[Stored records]
──────────

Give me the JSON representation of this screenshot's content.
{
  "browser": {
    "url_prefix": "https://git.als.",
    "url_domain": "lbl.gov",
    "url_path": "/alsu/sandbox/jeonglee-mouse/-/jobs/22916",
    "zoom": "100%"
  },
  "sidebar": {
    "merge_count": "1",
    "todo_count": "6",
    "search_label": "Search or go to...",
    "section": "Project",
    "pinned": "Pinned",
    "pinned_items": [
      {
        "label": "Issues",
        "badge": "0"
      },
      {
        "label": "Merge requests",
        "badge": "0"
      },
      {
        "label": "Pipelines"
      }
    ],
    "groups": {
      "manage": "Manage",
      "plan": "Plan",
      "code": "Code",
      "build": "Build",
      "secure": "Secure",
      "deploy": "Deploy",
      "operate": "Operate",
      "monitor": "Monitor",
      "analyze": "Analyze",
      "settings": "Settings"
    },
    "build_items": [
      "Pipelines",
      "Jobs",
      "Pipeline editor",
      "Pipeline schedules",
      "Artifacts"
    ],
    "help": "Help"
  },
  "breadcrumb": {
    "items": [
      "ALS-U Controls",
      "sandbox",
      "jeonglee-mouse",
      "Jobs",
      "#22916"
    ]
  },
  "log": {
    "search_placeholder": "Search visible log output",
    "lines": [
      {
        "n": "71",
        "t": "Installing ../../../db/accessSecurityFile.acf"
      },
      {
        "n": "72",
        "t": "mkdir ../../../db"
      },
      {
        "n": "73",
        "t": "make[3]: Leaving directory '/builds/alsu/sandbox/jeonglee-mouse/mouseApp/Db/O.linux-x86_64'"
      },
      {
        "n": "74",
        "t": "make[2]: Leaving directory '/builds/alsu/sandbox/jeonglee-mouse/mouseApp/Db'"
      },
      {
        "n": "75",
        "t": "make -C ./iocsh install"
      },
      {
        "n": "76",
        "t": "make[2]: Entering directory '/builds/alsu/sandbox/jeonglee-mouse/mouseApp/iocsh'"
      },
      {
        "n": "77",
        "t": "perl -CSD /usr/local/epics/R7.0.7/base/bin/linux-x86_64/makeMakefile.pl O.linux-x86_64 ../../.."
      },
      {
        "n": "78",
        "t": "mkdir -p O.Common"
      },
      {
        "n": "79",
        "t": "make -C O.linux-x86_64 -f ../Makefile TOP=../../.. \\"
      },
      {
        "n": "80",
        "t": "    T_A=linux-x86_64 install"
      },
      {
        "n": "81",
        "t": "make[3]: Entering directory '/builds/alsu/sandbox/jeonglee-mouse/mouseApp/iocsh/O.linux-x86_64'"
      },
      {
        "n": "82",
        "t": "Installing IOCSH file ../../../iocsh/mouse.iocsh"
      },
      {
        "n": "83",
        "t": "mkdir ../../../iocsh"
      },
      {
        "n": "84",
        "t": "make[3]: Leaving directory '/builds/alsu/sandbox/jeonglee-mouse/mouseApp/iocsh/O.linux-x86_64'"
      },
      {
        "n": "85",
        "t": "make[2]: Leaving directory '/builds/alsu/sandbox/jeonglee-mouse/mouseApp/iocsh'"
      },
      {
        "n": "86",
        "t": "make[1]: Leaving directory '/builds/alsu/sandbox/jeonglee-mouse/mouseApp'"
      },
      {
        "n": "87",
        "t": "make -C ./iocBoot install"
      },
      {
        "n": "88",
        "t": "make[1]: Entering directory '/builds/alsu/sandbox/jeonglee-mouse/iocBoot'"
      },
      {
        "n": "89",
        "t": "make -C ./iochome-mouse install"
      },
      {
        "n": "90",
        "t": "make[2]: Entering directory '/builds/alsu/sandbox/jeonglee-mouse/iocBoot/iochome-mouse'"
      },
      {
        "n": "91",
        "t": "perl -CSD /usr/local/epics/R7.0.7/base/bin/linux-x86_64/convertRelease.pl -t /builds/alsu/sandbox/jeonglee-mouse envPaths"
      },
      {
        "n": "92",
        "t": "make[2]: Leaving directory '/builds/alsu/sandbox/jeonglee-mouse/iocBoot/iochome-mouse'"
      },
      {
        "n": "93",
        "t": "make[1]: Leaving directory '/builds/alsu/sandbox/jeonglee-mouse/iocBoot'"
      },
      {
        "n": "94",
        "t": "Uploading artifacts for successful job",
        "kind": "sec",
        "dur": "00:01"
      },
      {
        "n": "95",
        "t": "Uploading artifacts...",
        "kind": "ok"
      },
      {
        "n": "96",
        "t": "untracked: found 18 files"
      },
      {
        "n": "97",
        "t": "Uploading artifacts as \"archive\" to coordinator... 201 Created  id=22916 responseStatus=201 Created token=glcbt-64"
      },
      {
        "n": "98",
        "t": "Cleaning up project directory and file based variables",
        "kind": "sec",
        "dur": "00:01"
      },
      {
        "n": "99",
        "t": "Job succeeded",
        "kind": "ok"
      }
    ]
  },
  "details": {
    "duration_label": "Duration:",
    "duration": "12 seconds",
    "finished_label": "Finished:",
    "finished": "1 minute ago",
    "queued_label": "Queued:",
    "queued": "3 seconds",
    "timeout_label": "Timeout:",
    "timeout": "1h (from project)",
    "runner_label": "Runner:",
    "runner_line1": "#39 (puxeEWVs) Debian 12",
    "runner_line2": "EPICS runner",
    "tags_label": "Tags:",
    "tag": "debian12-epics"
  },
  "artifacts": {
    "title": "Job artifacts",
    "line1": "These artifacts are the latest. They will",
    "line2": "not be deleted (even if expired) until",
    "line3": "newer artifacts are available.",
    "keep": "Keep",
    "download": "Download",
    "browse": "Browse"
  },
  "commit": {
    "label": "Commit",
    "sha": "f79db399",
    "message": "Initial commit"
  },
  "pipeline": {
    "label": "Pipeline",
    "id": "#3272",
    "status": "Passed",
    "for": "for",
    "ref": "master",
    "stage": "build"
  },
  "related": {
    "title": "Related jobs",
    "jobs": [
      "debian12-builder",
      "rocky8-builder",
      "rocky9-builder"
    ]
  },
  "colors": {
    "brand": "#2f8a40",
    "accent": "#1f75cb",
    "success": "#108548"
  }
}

──────────

What is required
Your task is to repeat the data exactly, with nothing left out.

Result
Give me the JSON representation of this screenshot's content.
{
  "browser": {
    "url_prefix": "https://git.als.",
    "url_domain": "lbl.gov",
    "url_path": "/alsu/sandbox/jeonglee-mouse/-/jobs/22916",
    "zoom": "100%"
  },
  "sidebar": {
    "merge_count": "1",
    "todo_count": "6",
    "search_label": "Search or go to...",
    "section": "Project",
    "pinned": "Pinned",
    "pinned_items": [
      {
        "label": "Issues",
        "badge": "0"
      },
      {
        "label": "Merge requests",
        "badge": "0"
      },
      {
        "label": "Pipelines"
      }
    ],
    "groups": {
      "manage": "Manage",
      "plan": "Plan",
      "code": "Code",
      "build": "Build",
      "secure": "Secure",
      "deploy": "Deploy",
      "operate": "Operate",
      "monitor": "Monitor",
      "analyze": "Analyze",
      "settings": "Settings"
    },
    "build_items": [
      "Pipelines",
      "Jobs",
      "Pipeline editor",
      "Pipeline schedules",
      "Artifacts"
    ],
    "help": "Help"
  },
  "breadcrumb": {
    "items": [
      "ALS-U Controls",
      "sandbox",
      "jeonglee-mouse",
      "Jobs",
      "#22916"
    ]
  },
  "log": {
    "search_placeholder": "Search visible log output",
    "lines": [
      {
        "n": "71",
        "t": "Installing ../../../db/accessSecurityFile.acf"
      },
      {
        "n": "72",
        "t": "mkdir ../../../db"
      },
      {
        "n": "73",
        "t": "make[3]: Leaving directory '/builds/alsu/sandbox/jeonglee-mouse/mouseApp/Db/O.linux-x86_64'"
      },
      {
        "n": "74",
        "t": "make[2]: Leaving directory '/builds/alsu/sandbox/jeonglee-mouse/mouseApp/Db'"
      },
      {
        "n": "75",
        "t": "make -C ./iocsh install"
      },
      {
        "n": "76",
        "t": "make[2]: Entering directory '/builds/alsu/sandbox/jeonglee-mouse/mouseApp/iocsh'"
      },
      {
        "n": "77",
        "t": "perl -CSD /usr/local/epics/R7.0.7/base/bin/linux-x86_64/makeMakefile.pl O.linux-x86_64 ../../.."
      },
      {
        "n": "78",
        "t": "mkdir -p O.Common"
      },
      {
        "n": "79",
        "t": "make -C O.linux-x86_64 -f ../Makefile TOP=../../.. \\"
      },
      {
        "n": "80",
        "t": "    T_A=linux-x86_64 install"
      },
      {
        "n": "81",
        "t": "make[3]: Entering directory '/builds/alsu/sandbox/jeonglee-mouse/mouseApp/iocsh/O.linux-x86_64'"
      },
      {
        "n": "82",
        "t": "Installing IOCSH file ../../../iocsh/mouse.iocsh"
      },
      {
        "n": "83",
        "t": "mkdir ../../../iocsh"
      },
      {
        "n": "84",
        "t": "make[3]: Leaving directory '/builds/alsu/sandbox/jeonglee-mouse/mouseApp/iocsh/O.linux-x86_64'"
      },
      {
        "n": "85",
        "t": "make[2]: Leaving directory '/builds/alsu/sandbox/jeonglee-mouse/mouseApp/iocsh'"
      },
      {
        "n": "86",
        "t": "make[1]: Leaving directory '/builds/alsu/sandbox/jeonglee-mouse/mouseApp'"
      },
      {
        "n": "87",
        "t": "make -C ./iocBoot install"
      },
      {
        "n": "88",
        "t": "make[1]: Entering directory '/builds/alsu/sandbox/jeonglee-mouse/iocBoot'"
      },
      {
        "n": "89",
        "t": "make -C ./iochome-mouse install"
      },
      {
        "n": "90",
        "t": "make[2]: Entering directory '/builds/alsu/sandbox/jeonglee-mouse/iocBoot/iochome-mouse'"
      },
      {
        "n": "91",
        "t": "perl -CSD /usr/local/epics/R7.0.7/base/bin/linux-x86_64/convertRelease.pl -t /builds/alsu/sandbox/jeonglee-mouse envPaths"
      },
      {
        "n": "92",
        "t": "make[2]: Leaving directory '/builds/alsu/sandbox/jeonglee-mouse/iocBoot/iochome-mouse'"
      },
      {
        "n": "93",
        "t": "make[1]: Leaving directory '/builds/alsu/sandbox/jeonglee-mouse/iocBoot'"
      },
      {
        "n": "94",
        "t": "Uploading artifacts for successful job",
        "kind": "sec",
        "dur": "00:01"
      },
      {
        "n": "95",
        "t": "Uploading artifacts...",
        "kind": "ok"
      },
      {
        "n": "96",
        "t": "untracked: found 18 files"
      },
      {
        "n": "97",
        "t": "Uploading artifacts as \"archive\" to coordinator... 201 Created  id=22916 responseStatus=201 Created token=glcbt-64"
      },
      {
        "n": "98",
        "t": "Cleaning up project directory and file based variables",
        "kind": "sec",
        "dur": "00:01"
      },
      {
        "n": "99",
        "t": "Job succeeded",
        "kind": "ok"
      }
    ]
  },
  "details": {
    "duration_label": "Duration:",
    "duration": "12 seconds",
    "finished_label": "Finished:",
    "finished": "1 minute ago",
    "queued_label": "Queued:",
    "queued": "3 seconds",
    "timeout_label": "Timeout:",
    "timeout": "1h (from project)",
    "runner_label": "Runner:",
    "runner_line1": "#39 (puxeEWVs) Debian 12",
    "runner_line2": "EPICS runner",
    "tags_label": "Tags:",
    "tag": "debian12-epics"
  },
  "artifacts": {
    "title": "Job artifacts",
    "line1": "These artifacts are the latest. They will",
    "line2": "not be deleted (even if expired) until",
    "line3": "newer artifacts are available.",
    "keep": "Keep",
    "download": "Download",
    "browse": "Browse"
  },
  "commit": {
    "label": "Commit",
    "sha": "f79db399",
    "message": "Initial commit"
  },
  "pipeline": {
    "label": "Pipeline",
    "id": "#3272",
    "status": "Passed",
    "for": "for",
    "ref": "master",
    "stage": "build"
  },
  "related": {
    "title": "Related jobs",
    "jobs": [
      "debian12-builder",
      "rocky8-builder",
      "rocky9-builder"
    ]
  },
  "colors": {
    "brand": "#2f8a40",
    "accent": "#1f75cb",
    "success": "#108548"
  }
}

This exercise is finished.